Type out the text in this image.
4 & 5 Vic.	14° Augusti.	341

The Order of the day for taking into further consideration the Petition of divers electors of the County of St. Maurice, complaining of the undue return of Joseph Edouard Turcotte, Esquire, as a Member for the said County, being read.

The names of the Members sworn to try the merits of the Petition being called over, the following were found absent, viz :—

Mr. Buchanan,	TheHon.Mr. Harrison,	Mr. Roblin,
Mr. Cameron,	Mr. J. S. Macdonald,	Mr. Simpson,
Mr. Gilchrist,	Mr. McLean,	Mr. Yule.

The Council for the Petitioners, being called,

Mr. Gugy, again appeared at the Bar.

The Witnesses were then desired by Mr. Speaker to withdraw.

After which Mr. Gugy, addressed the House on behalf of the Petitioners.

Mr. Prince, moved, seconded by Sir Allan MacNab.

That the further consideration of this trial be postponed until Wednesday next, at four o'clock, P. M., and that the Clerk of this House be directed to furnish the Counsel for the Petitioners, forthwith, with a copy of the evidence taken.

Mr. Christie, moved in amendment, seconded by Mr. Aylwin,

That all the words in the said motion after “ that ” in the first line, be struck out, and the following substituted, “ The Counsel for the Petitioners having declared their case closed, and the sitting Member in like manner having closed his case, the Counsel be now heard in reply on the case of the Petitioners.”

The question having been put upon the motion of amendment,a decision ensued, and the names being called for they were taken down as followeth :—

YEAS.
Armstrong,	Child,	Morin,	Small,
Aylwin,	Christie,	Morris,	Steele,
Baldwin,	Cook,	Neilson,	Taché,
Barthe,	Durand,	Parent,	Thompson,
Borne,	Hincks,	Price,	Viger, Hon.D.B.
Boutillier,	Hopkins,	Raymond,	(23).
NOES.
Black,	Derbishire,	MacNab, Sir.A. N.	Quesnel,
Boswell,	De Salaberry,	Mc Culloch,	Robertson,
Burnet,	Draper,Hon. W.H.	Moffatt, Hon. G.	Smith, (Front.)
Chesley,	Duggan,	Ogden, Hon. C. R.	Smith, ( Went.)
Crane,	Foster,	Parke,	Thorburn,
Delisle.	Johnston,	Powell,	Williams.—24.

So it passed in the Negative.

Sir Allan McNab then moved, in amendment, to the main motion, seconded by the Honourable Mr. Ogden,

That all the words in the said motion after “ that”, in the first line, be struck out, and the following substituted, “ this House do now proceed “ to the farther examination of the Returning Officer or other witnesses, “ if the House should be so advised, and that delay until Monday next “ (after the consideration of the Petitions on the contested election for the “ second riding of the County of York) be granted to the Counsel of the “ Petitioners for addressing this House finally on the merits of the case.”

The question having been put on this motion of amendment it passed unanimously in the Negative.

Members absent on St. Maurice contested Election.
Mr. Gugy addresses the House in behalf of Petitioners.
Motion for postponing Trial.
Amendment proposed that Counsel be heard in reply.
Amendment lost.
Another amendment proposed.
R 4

* * * * *

# [Short problem]
Output every entry shown above, exactly.

# [Exercise output]
Type out the text in this image.
4 & 5 Vic.	14° Augusti.	341

The Order of the day for taking into further consideration the Petition of divers electors of the County of St. Maurice, complaining of the undue return of Joseph Edouard Turcotte, Esquire, as a Member for the said County, being read.

The names of the Members sworn to try the merits of the Petition being called over, the following were found absent, viz :—

Mr. Buchanan,	TheHon.Mr. Harrison,	Mr. Roblin,
Mr. Cameron,	Mr. J. S. Macdonald,	Mr. Simpson,
Mr. Gilchrist,	Mr. McLean,	Mr. Yule.

The Council for the Petitioners, being called,

Mr. Gugy, again appeared at the Bar.

The Witnesses were then desired by Mr. Speaker to withdraw.

After which Mr. Gugy, addressed the House on behalf of the Petitioners.

Mr. Prince, moved, seconded by Sir Allan MacNab.

That the further consideration of this trial be postponed until Wednesday next, at four o'clock, P. M., and that the Clerk of this House be directed to furnish the Counsel for the Petitioners, forthwith, with a copy of the evidence taken.

Mr. Christie, moved in amendment, seconded by Mr. Aylwin,

That all the words in the said motion after “ that ” in the first line, be struck out, and the following substituted, “ The Counsel for the Petitioners having declared their case closed, and the sitting Member in like manner having closed his case, the Counsel be now heard in reply on the case of the Petitioners.”

The question having been put upon the motion of amendment,a decision ensued, and the names being called for they were taken down as followeth :—

YEAS.
Armstrong,	Child,	Morin,	Small,
Aylwin,	Christie,	Morris,	Steele,
Baldwin,	Cook,	Neilson,	Taché,
Barthe,	Durand,	Parent,	Thompson,
Borne,	Hincks,	Price,	Viger, Hon.D.B.
Boutillier,	Hopkins,	Raymond,	(23).
NOES.
Black,	Derbishire,	MacNab, Sir.A. N.	Quesnel,
Boswell,	De Salaberry,	Mc Culloch,	Robertson,
Burnet,	Draper,Hon. W.H.	Moffatt, Hon. G.	Smith, (Front.)
Chesley,	Duggan,	Ogden, Hon. C. R.	Smith, ( Went.)
Crane,	Foster,	Parke,	Thorburn,
Delisle.	Johnston,	Powell,	Williams.—24.

So it passed in the Negative.

Sir Allan McNab then moved, in amendment, to the main motion, seconded by the Honourable Mr. Ogden,

That all the words in the said motion after “ that”, in the first line, be struck out, and the following substituted, “ this House do now proceed “ to the farther examination of the Returning Officer or other witnesses, “ if the House should be so advised, and that delay until Monday next “ (after the consideration of the Petitions on the contested election for the “ second riding of the County of York) be granted to the Counsel of the “ Petitioners for addressing this House finally on the merits of the case.”

The question having been put on this motion of amendment it passed unanimously in the Negative.

Members absent on St. Maurice contested Election.
Mr. Gugy addresses the House in behalf of Petitioners.
Motion for postponing Trial.
Amendment proposed that Counsel be heard in reply.
Amendment lost.
Another amendment proposed.
R 4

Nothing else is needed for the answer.